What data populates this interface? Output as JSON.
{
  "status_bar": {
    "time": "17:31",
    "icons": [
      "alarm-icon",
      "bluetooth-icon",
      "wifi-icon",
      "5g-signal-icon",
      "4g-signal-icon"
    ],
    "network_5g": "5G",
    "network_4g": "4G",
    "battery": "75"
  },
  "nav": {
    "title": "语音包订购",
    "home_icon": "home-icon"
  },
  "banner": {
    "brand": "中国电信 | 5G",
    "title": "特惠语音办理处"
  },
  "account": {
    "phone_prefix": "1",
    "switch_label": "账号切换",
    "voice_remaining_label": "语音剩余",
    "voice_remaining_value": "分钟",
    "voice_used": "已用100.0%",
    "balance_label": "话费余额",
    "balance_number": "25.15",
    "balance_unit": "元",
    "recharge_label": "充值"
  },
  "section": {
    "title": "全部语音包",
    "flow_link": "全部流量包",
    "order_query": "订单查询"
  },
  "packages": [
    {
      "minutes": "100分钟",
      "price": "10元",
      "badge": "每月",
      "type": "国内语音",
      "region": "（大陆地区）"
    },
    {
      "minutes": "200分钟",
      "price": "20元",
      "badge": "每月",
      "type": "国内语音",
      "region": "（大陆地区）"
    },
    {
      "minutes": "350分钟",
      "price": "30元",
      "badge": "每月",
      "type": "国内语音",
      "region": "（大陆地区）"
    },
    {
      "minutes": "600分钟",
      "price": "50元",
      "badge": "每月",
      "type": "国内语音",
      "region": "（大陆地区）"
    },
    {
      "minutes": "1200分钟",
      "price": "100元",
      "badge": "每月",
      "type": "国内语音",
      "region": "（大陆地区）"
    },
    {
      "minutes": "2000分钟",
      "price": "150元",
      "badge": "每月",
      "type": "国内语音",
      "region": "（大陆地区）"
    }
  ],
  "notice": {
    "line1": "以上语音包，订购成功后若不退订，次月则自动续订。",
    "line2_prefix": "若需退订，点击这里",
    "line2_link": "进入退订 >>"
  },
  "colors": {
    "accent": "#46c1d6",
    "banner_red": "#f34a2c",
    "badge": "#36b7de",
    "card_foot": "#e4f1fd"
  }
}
--------------------------------
▶ [Exercise]:
Transcribe all of the entries without altering anything.

▶ [Exercise solution]:
What data populates this interface? Output as JSON.
{
  "status_bar": {
    "time": "17:31",
    "icons": [
      "alarm-icon",
      "bluetooth-icon",
      "wifi-icon",
      "5g-signal-icon",
      "4g-signal-icon"
    ],
    "network_5g": "5G",
    "network_4g": "4G",
    "battery": "75"
  },
  "nav": {
    "title": "语音包订购",
    "home_icon": "home-icon"
  },
  "banner": {
    "brand": "中国电信 | 5G",
    "title": "特惠语音办理处"
  },
  "account": {
    "phone_prefix": "1",
    "switch_label": "账号切换",
    "voice_remaining_label": "语音剩余",
    "voice_remaining_value": "分钟",
    "voice_used": "已用100.0%",
    "balance_label": "话费余额",
    "balance_number": "25.15",
    "balance_unit": "元",
    "recharge_label": "充值"
  },
  "section": {
    "title": "全部语音包",
    "flow_link": "全部流量包",
    "order_query": "订单查询"
  },
  "packages": [
    {
      "minutes": "100分钟",
      "price": "10元",
      "badge": "每月",
      "type": "国内语音",
      "region": "（大陆地区）"
    },
    {
      "minutes": "200分钟",
      "price": "20元",
      "badge": "每月",
      "type": "国内语音",
      "region": "（大陆地区）"
    },
    {
      "minutes": "350分钟",
      "price": "30元",
      "badge": "每月",
      "type": "国内语音",
      "region": "（大陆地区）"
    },
    {
      "minutes": "600分钟",
      "price": "50元",
      "badge": "每月",
      "type": "国内语音",
      "region": "（大陆地区）"
    },
    {
      "minutes": "1200分钟",
      "price": "100元",
      "badge": "每月",
      "type": "国内语音",
      "region": "（大陆地区）"
    },
    {
      "minutes": "2000分钟",
      "price": "150元",
      "badge": "每月",
      "type": "国内语音",
      "region": "（大陆地区）"
    }
  ],
  "notice": {
    "line1": "以上语音包，订购成功后若不退订，次月则自动续订。",
    "line2_prefix": "若需退订，点击这里",
    "line2_link": "进入退订 >>"
  },
  "colors": {
    "accent": "#46c1d6",
    "banner_red": "#f34a2c",
    "badge": "#36b7de",
    "card_foot": "#e4f1fd"
  }
}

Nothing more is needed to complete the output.